-- Begin RECORD EXTRACTS --

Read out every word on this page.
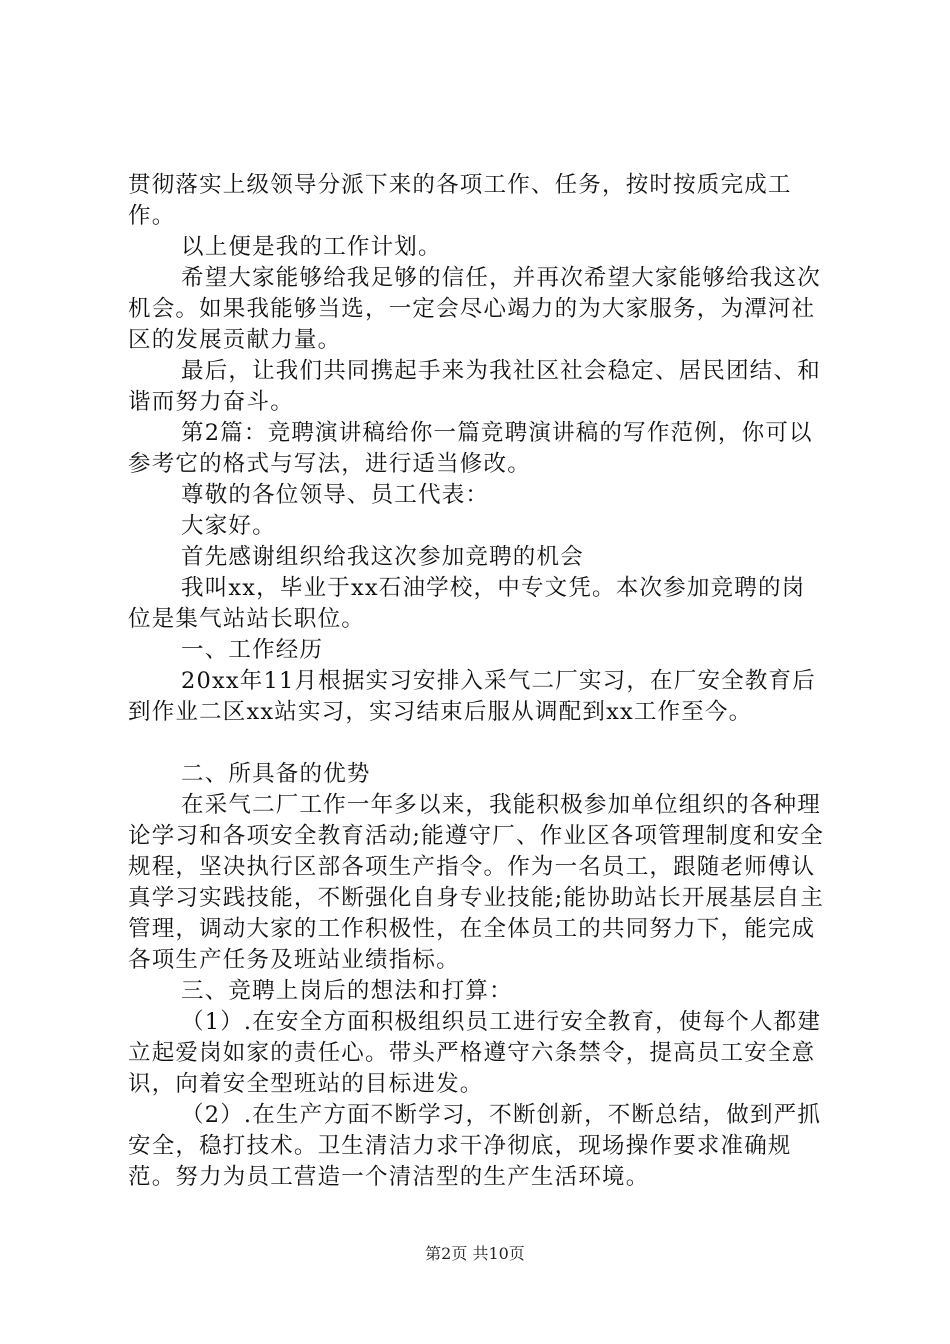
贯彻落实上级领导分派下来的各项工作、任务，按时按质完成工作。

以上便是我的工作计划。

希望大家能够给我足够的信任，并再次希望大家能够给我这次机会。如果我能够当选，一定会尽心竭力的为大家服务，为潭河社区的发展贡献力量。

最后，让我们共同携起手来为我社区社会稳定、居民团结、和谐而努力奋斗。

第2篇：竞聘演讲稿给你一篇竞聘演讲稿的写作范例，你可以参考它的格式与写法，进行适当修改。

尊敬的各位领导、员工代表：

大家好。

首先感谢组织给我这次参加竞聘的机会

我叫xx，毕业于xx石油学校，中专文凭。本次参加竞聘的岗位是集气站站长职位。

一、工作经历

20xx年11月根据实习安排入采气二厂实习，在厂安全教育后到作业二区xx站实习，实习结束后服从调配到xx工作至今。

二、所具备的优势

在采气二厂工作一年多以来，我能积极参加单位组织的各种理论学习和各项安全教育活动;能遵守厂、作业区各项管理制度和安全规程，坚决执行区部各项生产指令。作为一名员工，跟随老师傅认真学习实践技能，不断强化自身专业技能;能协助站长开展基层自主管理，调动大家的工作积极性，在全体员工的共同努力下，能完成各项生产任务及班站业绩指标。

三、竞聘上岗后的想法和打算：

（1）.在安全方面积极组织员工进行安全教育，使每个人都建立起爱岗如家的责任心。带头严格遵守六条禁令，提高员工安全意识，向着安全型班站的目标进发。

（2）.在生产方面不断学习，不断创新，不断总结，做到严抓安全，稳打技术。卫生清洁力求干净彻底，现场操作要求准确规范。努力为员工营造一个清洁型的生产生活环境。

第2页 共10页
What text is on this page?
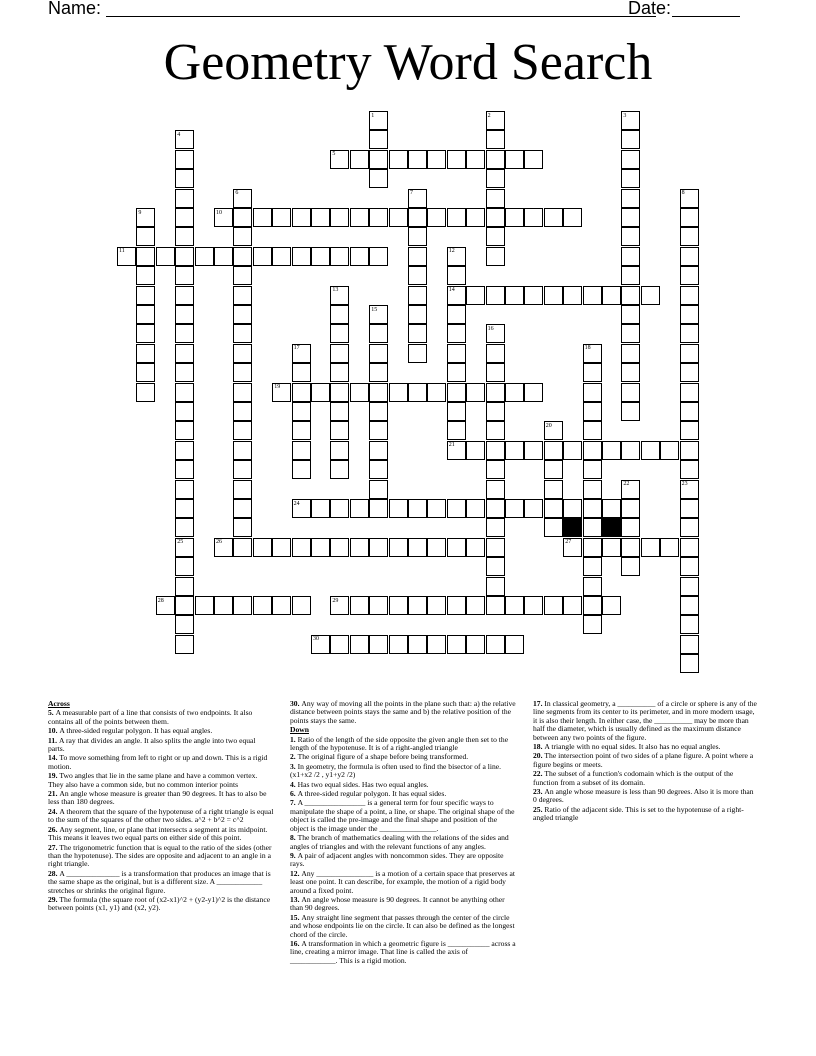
Name:	Date:
Geometry Word Search
1	2	3
4
5
6	7	8
9	10
11	12
13	14
15
16
17	18
19
20
21
22
24
25	26	27
28	29
30
23
Across
5. A measurable part of a line that consists of two endpoints. It also contains all of the points between them.
10. A three-sided regular polygon. It has equal angles.
11. A ray that divides an angle. It also splits the angle into two equal parts.
14. To move something from left to right or up and down. This is a rigid motion.
19. Two angles that lie in the same plane and have a common vertex. They also have a common side, but no common interior points
21. An angle whose measure is greater than 90 degrees. It has to also be less than 180 degrees.
24. A theorem that the square of the hypotenuse of a right triangle is equal to the sum of the squares of the other two sides. a^2 + b^2 = c^2
26. Any segment, line, or plane that intersects a segment at its midpoint. This means it leaves two equal parts on either side of this point.
27. The trigonometric function that is equal to the ratio of the sides (other than the hypotenuse). The sides are opposite and adjacent to an angle in a right triangle.
28. A ______________ is a transformation that produces an image that is the same shape as the original, but is a different size. A ____________ stretches or shrinks the original figure.
29. The formula (the square root of (x2-x1)^2 + (y2-y1)^2 is the distance between points (x1, y1) and (x2, y2).
30. Any way of moving all the points in the plane such that: a) the relative distance between points stays the same and b) the relative position of the points stays the same.
Down
1. Ratio of the length of the side opposite the given angle then set to the length of the hypotenuse. It is of a right-angled triangle
2. The original figure of a shape before being transformed.
3. In geometry, the formula is often used to find the bisector of a line. (x1+x2 /2 , y1+y2 /2)
4. Has two equal sides. Has two equal angles.
6. A three-sided regular polygon. It has equal sides.
7. A ________________ is a general term for four specific ways to manipulate the shape of a point, a line, or shape. The original shape of the object is called the pre-image and the final shape and position of the object is the image under the _______________.
8. The branch of mathematics dealing with the relations of the sides and angles of triangles and with the relevant functions of any angles.
9. A pair of adjacent angles with noncommon sides. They are opposite rays.
12. Any _______________ is a motion of a certain space that preserves at least one point. It can describe, for example, the motion of a rigid body around a fixed point.
13. An angle whose measure is 90 degrees. It cannot be anything other than 90 degrees.
15. Any straight line segment that passes through the center of the circle and whose endpoints lie on the circle. It can also be defined as the longest chord of the circle.
16. A transformation in which a geometric figure is ___________ across a line, creating a mirror image. That line is called the axis of ____________. This is a rigid motion.
17. In classical geometry, a __________ of a circle or sphere is any of the line segments from its center to its perimeter, and in more modern usage, it is also their length. In either case, the __________ may be more than half the diameter, which is usually defined as the maximum distance between any two points of the figure.
18. A triangle with no equal sides. It also has no equal angles.
20. The intersection point of two sides of a plane figure. A point where a figure begins or meets.
22. The subset of a function's codomain which is the output of the function from a subset of its domain.
23. An angle whose measure is less than 90 degrees. Also it is more than 0 degrees.
25. Ratio of the adjacent side. This is set to the hypotenuse of a right-angled triangle
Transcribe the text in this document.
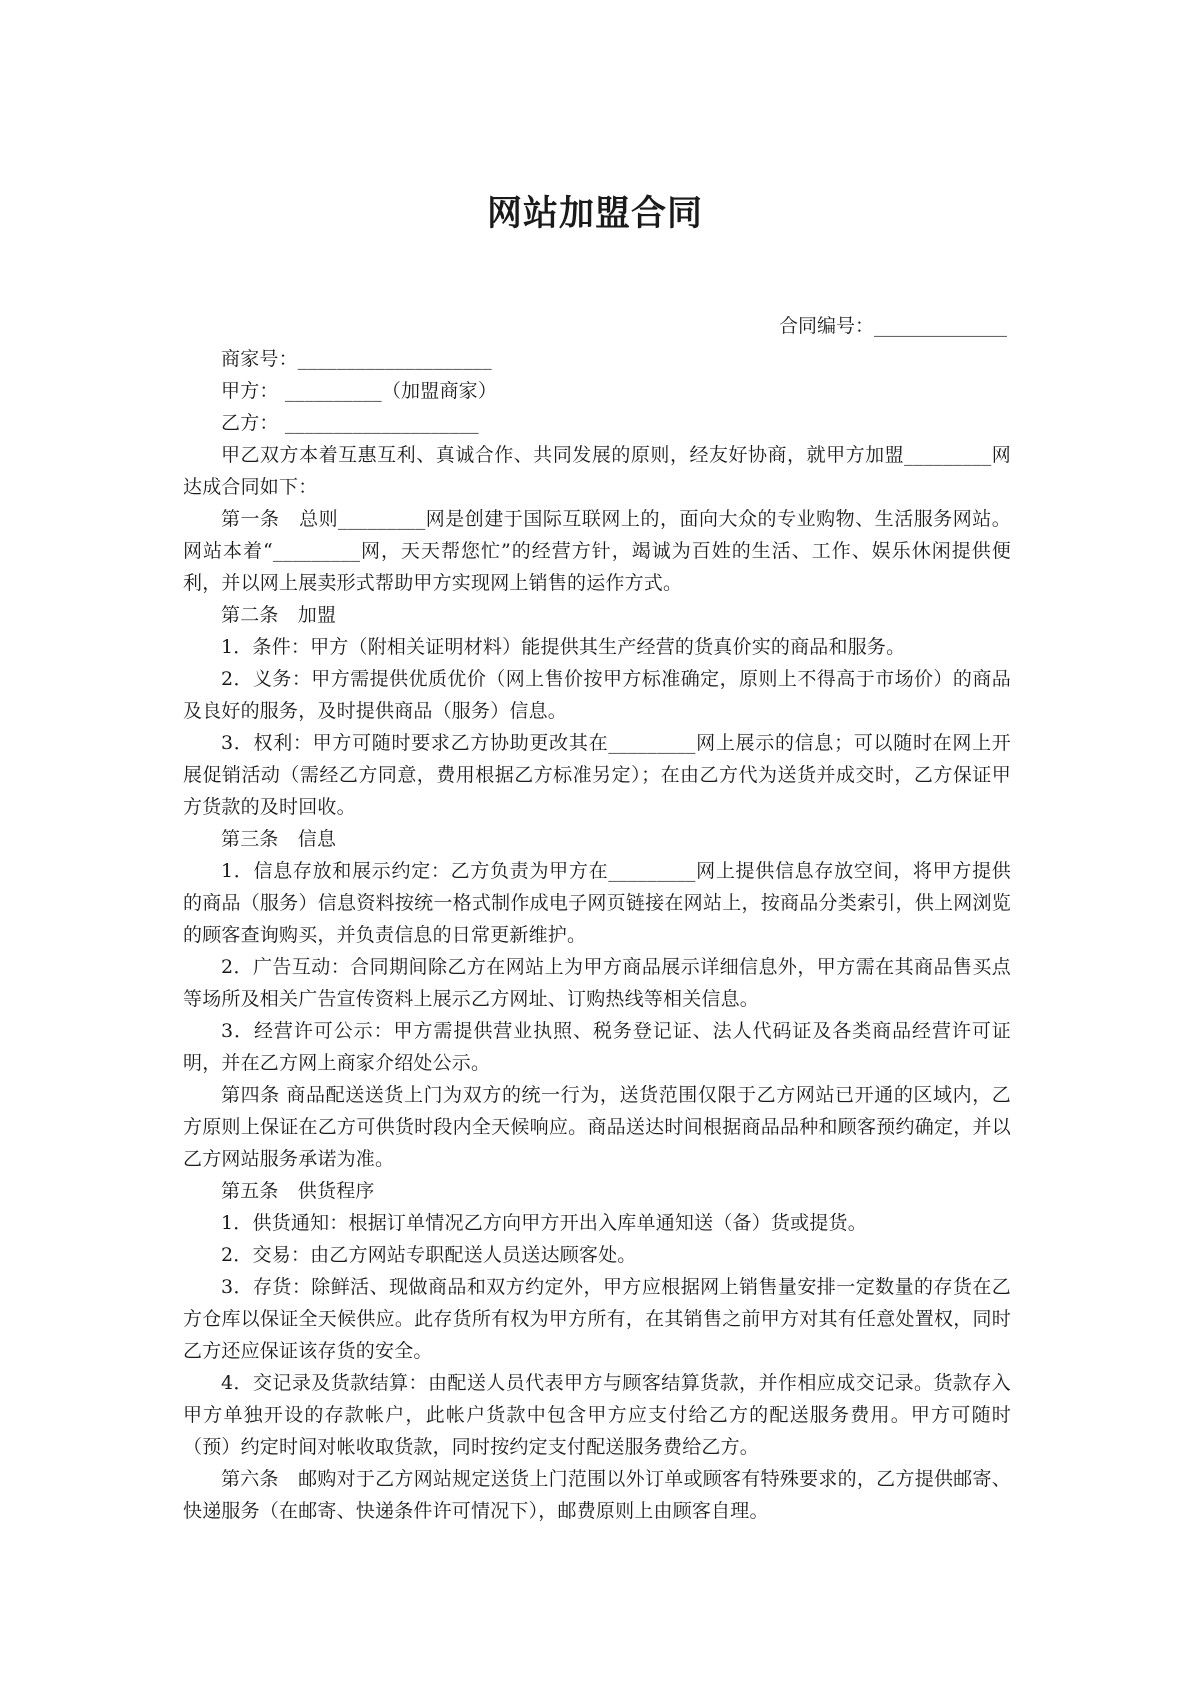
网站加盟合同
合同编号：______________

商家号：____________________

甲方： __________（加盟商家）

乙方： ____________________

甲乙双方本着互惠互利、真诚合作、共同发展的原则，经友好协商，就甲方加盟_________网达成合同如下：

第一条　总则_________网是创建于国际互联网上的，面向大众的专业购物、生活服务网站。网站本着“_________网，天天帮您忙”的经营方针，竭诚为百姓的生活、工作、娱乐休闲提供便利，并以网上展卖形式帮助甲方实现网上销售的运作方式。

第二条　加盟

1．条件：甲方（附相关证明材料）能提供其生产经营的货真价实的商品和服务。

2．义务：甲方需提供优质优价（网上售价按甲方标准确定，原则上不得高于市场价）的商品及良好的服务，及时提供商品（服务）信息。

3．权利：甲方可随时要求乙方协助更改其在_________网上展示的信息；可以随时在网上开展促销活动（需经乙方同意，费用根据乙方标准另定）；在由乙方代为送货并成交时，乙方保证甲方货款的及时回收。

第三条　信息

1．信息存放和展示约定：乙方负责为甲方在_________网上提供信息存放空间，将甲方提供的商品（服务）信息资料按统一格式制作成电子网页链接在网站上，按商品分类索引，供上网浏览的顾客查询购买，并负责信息的日常更新维护。

2．广告互动：合同期间除乙方在网站上为甲方商品展示详细信息外，甲方需在其商品售买点等场所及相关广告宣传资料上展示乙方网址、订购热线等相关信息。

3．经营许可公示：甲方需提供营业执照、税务登记证、法人代码证及各类商品经营许可证明，并在乙方网上商家介绍处公示。

第四条 商品配送送货上门为双方的统一行为，送货范围仅限于乙方网站已开通的区域内，乙方原则上保证在乙方可供货时段内全天候响应。商品送达时间根据商品品种和顾客预约确定，并以乙方网站服务承诺为准。

第五条　供货程序

1．供货通知：根据订单情况乙方向甲方开出入库单通知送（备）货或提货。

2．交易：由乙方网站专职配送人员送达顾客处。

3．存货：除鲜活、现做商品和双方约定外，甲方应根据网上销售量安排一定数量的存货在乙方仓库以保证全天候供应。此存货所有权为甲方所有，在其销售之前甲方对其有任意处置权，同时乙方还应保证该存货的安全。

4．交记录及货款结算：由配送人员代表甲方与顾客结算货款，并作相应成交记录。货款存入甲方单独开设的存款帐户，此帐户货款中包含甲方应支付给乙方的配送服务费用。甲方可随时（预）约定时间对帐收取货款，同时按约定支付配送服务费给乙方。

第六条　邮购对于乙方网站规定送货上门范围以外订单或顾客有特殊要求的，乙方提供邮寄、快递服务（在邮寄、快递条件许可情况下），邮费原则上由顾客自理。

-- End RECORD EXTRACTS --

=== TO DO ===
Identify each line in the entries with the word "opposite" and copy it.

=== WRITTEN ANSWER ===
27. The trigonometric function that is equal to the ratio of the sides (other than the hypotenuse). The sides are opposite and adjacent to an angle in a right triangle.
1. Ratio of the length of the side opposite the given angle then set to the length of the hypotenuse. It is of a right-angled triangle
9. A pair of adjacent angles with noncommon sides. They are opposite rays.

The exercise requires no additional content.